▶ [PROBLEM STATEMENT]: Will you output the entries below exactly, skipping every image they contain?

╭─ PROVIDED MATERIAL

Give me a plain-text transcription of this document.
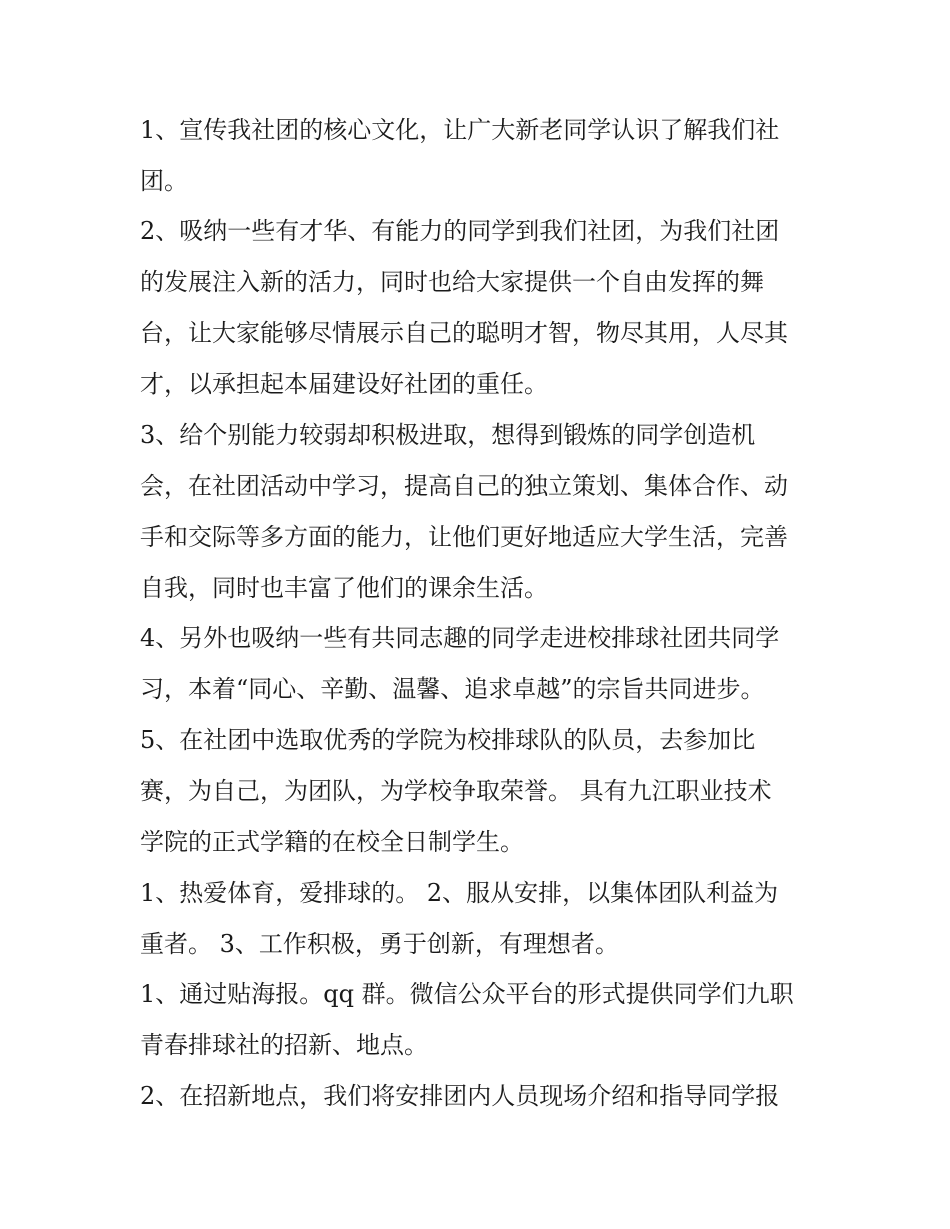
1、宣传我社团的核心文化，让广大新老同学认识了解我们社
团。
2、吸纳一些有才华、有能力的同学到我们社团，为我们社团
的发展注入新的活力，同时也给大家提供一个自由发挥的舞
台，让大家能够尽情展示自己的聪明才智，物尽其用，人尽其
才，以承担起本届建设好社团的重任。
3、给个别能力较弱却积极进取，想得到锻炼的同学创造机
会，在社团活动中学习，提高自己的独立策划、集体合作、动
手和交际等多方面的能力，让他们更好地适应大学生活，完善
自我，同时也丰富了他们的课余生活。
4、另外也吸纳一些有共同志趣的同学走进校排球社团共同学
习，本着“同心、辛勤、温馨、追求卓越”的宗旨共同进步。
5、在社团中选取优秀的学院为校排球队的队员，去参加比
赛，为自己，为团队，为学校争取荣誉。 具有九江职业技术
学院的正式学籍的在校全日制学生。
1、热爱体育，爱排球的。 2、服从安排，以集体团队利益为
重者。 3、工作积极，勇于创新，有理想者。
1、通过贴海报。qq 群。微信公众平台的形式提供同学们九职
青春排球社的招新、地点。
2、在招新地点，我们将安排团内人员现场介绍和指导同学报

╰─

▶ [WRITTEN REPLY]:
Give me a plain-text transcription of this document.
1、宣传我社团的核心文化，让广大新老同学认识了解我们社
团。
2、吸纳一些有才华、有能力的同学到我们社团，为我们社团
的发展注入新的活力，同时也给大家提供一个自由发挥的舞
台，让大家能够尽情展示自己的聪明才智，物尽其用，人尽其
才，以承担起本届建设好社团的重任。
3、给个别能力较弱却积极进取，想得到锻炼的同学创造机
会，在社团活动中学习，提高自己的独立策划、集体合作、动
手和交际等多方面的能力，让他们更好地适应大学生活，完善
自我，同时也丰富了他们的课余生活。
4、另外也吸纳一些有共同志趣的同学走进校排球社团共同学
习，本着“同心、辛勤、温馨、追求卓越”的宗旨共同进步。
5、在社团中选取优秀的学院为校排球队的队员，去参加比
赛，为自己，为团队，为学校争取荣誉。 具有九江职业技术
学院的正式学籍的在校全日制学生。
1、热爱体育，爱排球的。 2、服从安排，以集体团队利益为
重者。 3、工作积极，勇于创新，有理想者。
1、通过贴海报。qq 群。微信公众平台的形式提供同学们九职
青春排球社的招新、地点。
2、在招新地点，我们将安排团内人员现场介绍和指导同学报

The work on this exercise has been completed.